• **Exercise prompt**
Give every entry again, unchanged, and leave its images out.
────────
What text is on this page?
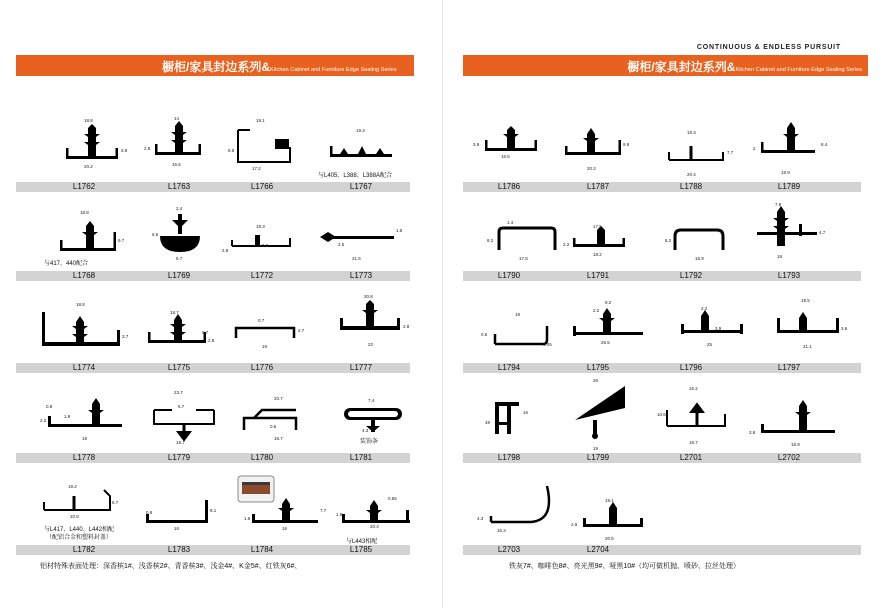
橱柜/家具封边系列&Kitchen Cabinet and Furniture Edge Sealing Series
L1762	L1763	L1766	L1767
L1768	L1769	L1772	L1773
L1774	L1775	L1776	L1777
L1778	L1779	L1780	L1781
L1782	L1783	L1784	L1785
与L405、L388、L388A配合
与417、440配合
装饰条
与L417、L440、L442相配
（配铝合金和塑料封盖）
与L443相配
18.8
20.2
3.8
14
16.5
2.8
19.1
17.2
8.8
19.3
18.8
9.7
2.4
6.5
5.7
19.3
2.8
0.6	2.5
21.6
1.5
18.8
3.7
18.7
2.8
0.7
19
2.7
0.7
20.8
22
2.8
0.8
18
2.2
1.9
23.7
6.7
18.7
20.7
18.7
0.6
7.4
4.3
19.2
20.8
6.7
0.8
16
8.1
1.8
16
7.7
0.55
20.4
1.8
铝材特殊表面处理：深香槟1#、浅香槟2#、青香槟3#、浅金4#、K金5#、红铁灰6#、
CONTINUOUS & ENDLESS PURSUIT
橱柜/家具封边系列&Kitchen Cabinet and Furniture Edge Sealing Series
L1786	L1787	L1788	L1789
L1790	L1791	L1792	L1793
L1794	L1795	L1796	L1797
L1798	L1799	L2701	L2702
L2703	L2704
16.5
3.9
20.2
9.9
19.3
20.4
7.7
18.9
8.4
2
1.4
17.8
8.2
17.5
18.2
2.2
15.9
8.2
7.8
18
4.7
18
0.6
1.45
9.2
2.2
25.5
2.2
25
3.9
19.5
21.1
3.6
48
16
26
19
16.2
16.7
10.6
18.9
3.8
16.3
4.3
19.1
20.5
2.8
铁灰7#、咖啡色8#、亮光黑9#、哑黑10#（均可做机抛、喷砂、拉丝处理）
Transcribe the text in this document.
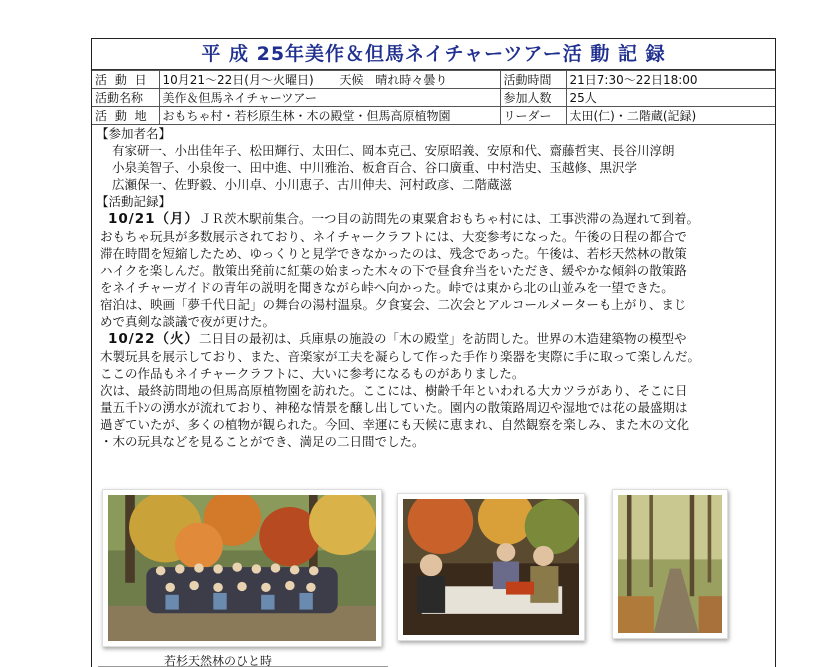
平 成 25年美作＆但馬ネイチャーツアー活 動 記 録
活 動 日	10月21～22日(月～火曜日) 天候 晴れ時々曇り	活動時間	21日7:30～22日18:00
活動名称	美作＆但馬ネイチャーツアー	参加人数	25人
活 動 地	おもちゃ村・若杉原生林・木の殿堂・但馬高原植物園	リーダー	太田(仁)・二階蔵(記録)
【参加者名】
有家研一、小出佳年子、松田輝行、太田仁、岡本克己、安原昭義、安原和代、齋藤哲実、長谷川淳朗
小泉美智子、小泉俊一、田中進、中川雅治、板倉百合、谷口廣重、中村浩史、玉越修、黒沢学
広瀬保一、佐野毅、小川卓、小川恵子、古川伸夫、河村政彦、二階蔵滋
【活動記録】
10/21（月）ＪＲ茨木駅前集合。一つ目の訪問先の東粟倉おもちゃ村には、工事渋滞の為遅れて到着。
おもちゃ玩具が多数展示されており、ネイチャークラフトには、大変参考になった。午後の日程の都合で
滞在時間を短縮したため、ゆっくりと見学できなかったのは、残念であった。午後は、若杉天然林の散策
ハイクを楽しんだ。散策出発前に紅葉の始まった木々の下で昼食弁当をいただき、緩やかな傾斜の散策路
をネイチャーガイドの青年の説明を聞きながら峠へ向かった。峠では東から北の山並みを一望できた。
宿泊は、映画「夢千代日記」の舞台の湯村温泉。夕食宴会、二次会とアルコールメーターも上がり、まじ
めで真剣な談議で夜が更けた。
10/22（火）二日目の最初は、兵庫県の施設の「木の殿堂」を訪問した。世界の木造建築物の模型や
木製玩具を展示しており、また、音楽家が工夫を凝らして作った手作り楽器を実際に手に取って楽しんだ。
ここの作品もネイチャークラフトに、大いに参考になるものがありました。
次は、最終訪問地の但馬高原植物園を訪れた。ここには、樹齢千年といわれる大カツラがあり、そこに日
量五千ﾄﾝの湧水が流れており、神秘な情景を醸し出していた。園内の散策路周辺や湿地では花の最盛期は
過ぎていたが、多くの植物が観られた。今回、幸運にも天候に恵まれ、自然観察を楽しみ、また木の文化
・木の玩具などを見ることができ、満足の二日間でした。
若杉天然林のひと時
────────
• **Response to the exercise**
What text is on this page?
橱柜/家具封边系列&Kitchen Cabinet and Furniture Edge Sealing Series
L1762	L1763	L1766	L1767
L1768	L1769	L1772	L1773
L1774	L1775	L1776	L1777
L1778	L1779	L1780	L1781
L1782	L1783	L1784	L1785
与L405、L388、L388A配合
与417、440配合
装饰条
与L417、L440、L442相配
（配铝合金和塑料封盖）
与L443相配
18.8
20.2
3.8
14
16.5
2.8
19.1
17.2
8.8
19.3
18.8
9.7
2.4
6.5
5.7
19.3
2.8
0.6	2.5
21.6
1.5
18.8
3.7
18.7
2.8
0.7
19
2.7
0.7
20.8
22
2.8
0.8
18
2.2
1.9
23.7
6.7
18.7
20.7
18.7
0.6
7.4
4.3
19.2
20.8
6.7
0.8
16
8.1
1.8
16
7.7
0.55
20.4
1.8
铝材特殊表面处理：深香槟1#、浅香槟2#、青香槟3#、浅金4#、K金5#、红铁灰6#、
CONTINUOUS & ENDLESS PURSUIT
橱柜/家具封边系列&Kitchen Cabinet and Furniture Edge Sealing Series
L1786	L1787	L1788	L1789
L1790	L1791	L1792	L1793
L1794	L1795	L1796	L1797
L1798	L1799	L2701	L2702
L2703	L2704
16.5
3.9
20.2
9.9
19.3
20.4
7.7
18.9
8.4
2
1.4
17.8
8.2
17.5
18.2
2.2
15.9
8.2
7.8
18
4.7
18
0.6
1.45
9.2
2.2
25.5
2.2
25
3.9
19.5
21.1
3.6
48
16
26
19
16.2
16.7
10.6
18.9
3.8
16.3
4.3
19.1
20.5
2.8
铁灰7#、咖啡色8#、亮光黑9#、哑黑10#（均可做机抛、喷砂、拉丝处理）
Transcribe the text in this document.
平 成 25年美作＆但馬ネイチャーツアー活 動 記 録
活 動 日	10月21～22日(月～火曜日) 天候 晴れ時々曇り	活動時間	21日7:30～22日18:00
活動名称	美作＆但馬ネイチャーツアー	参加人数	25人
活 動 地	おもちゃ村・若杉原生林・木の殿堂・但馬高原植物園	リーダー	太田(仁)・二階蔵(記録)
【参加者名】
有家研一、小出佳年子、松田輝行、太田仁、岡本克己、安原昭義、安原和代、齋藤哲実、長谷川淳朗
小泉美智子、小泉俊一、田中進、中川雅治、板倉百合、谷口廣重、中村浩史、玉越修、黒沢学
広瀬保一、佐野毅、小川卓、小川恵子、古川伸夫、河村政彦、二階蔵滋
【活動記録】
10/21（月）ＪＲ茨木駅前集合。一つ目の訪問先の東粟倉おもちゃ村には、工事渋滞の為遅れて到着。
おもちゃ玩具が多数展示されており、ネイチャークラフトには、大変参考になった。午後の日程の都合で
滞在時間を短縮したため、ゆっくりと見学できなかったのは、残念であった。午後は、若杉天然林の散策
ハイクを楽しんだ。散策出発前に紅葉の始まった木々の下で昼食弁当をいただき、緩やかな傾斜の散策路
をネイチャーガイドの青年の説明を聞きながら峠へ向かった。峠では東から北の山並みを一望できた。
宿泊は、映画「夢千代日記」の舞台の湯村温泉。夕食宴会、二次会とアルコールメーターも上がり、まじ
めで真剣な談議で夜が更けた。
10/22（火）二日目の最初は、兵庫県の施設の「木の殿堂」を訪問した。世界の木造建築物の模型や
木製玩具を展示しており、また、音楽家が工夫を凝らして作った手作り楽器を実際に手に取って楽しんだ。
ここの作品もネイチャークラフトに、大いに参考になるものがありました。
次は、最終訪問地の但馬高原植物園を訪れた。ここには、樹齢千年といわれる大カツラがあり、そこに日
量五千ﾄﾝの湧水が流れており、神秘な情景を醸し出していた。園内の散策路周辺や湿地では花の最盛期は
過ぎていたが、多くの植物が観られた。今回、幸運にも天候に恵まれ、自然観察を楽しみ、また木の文化
・木の玩具などを見ることができ、満足の二日間でした。
若杉天然林のひと時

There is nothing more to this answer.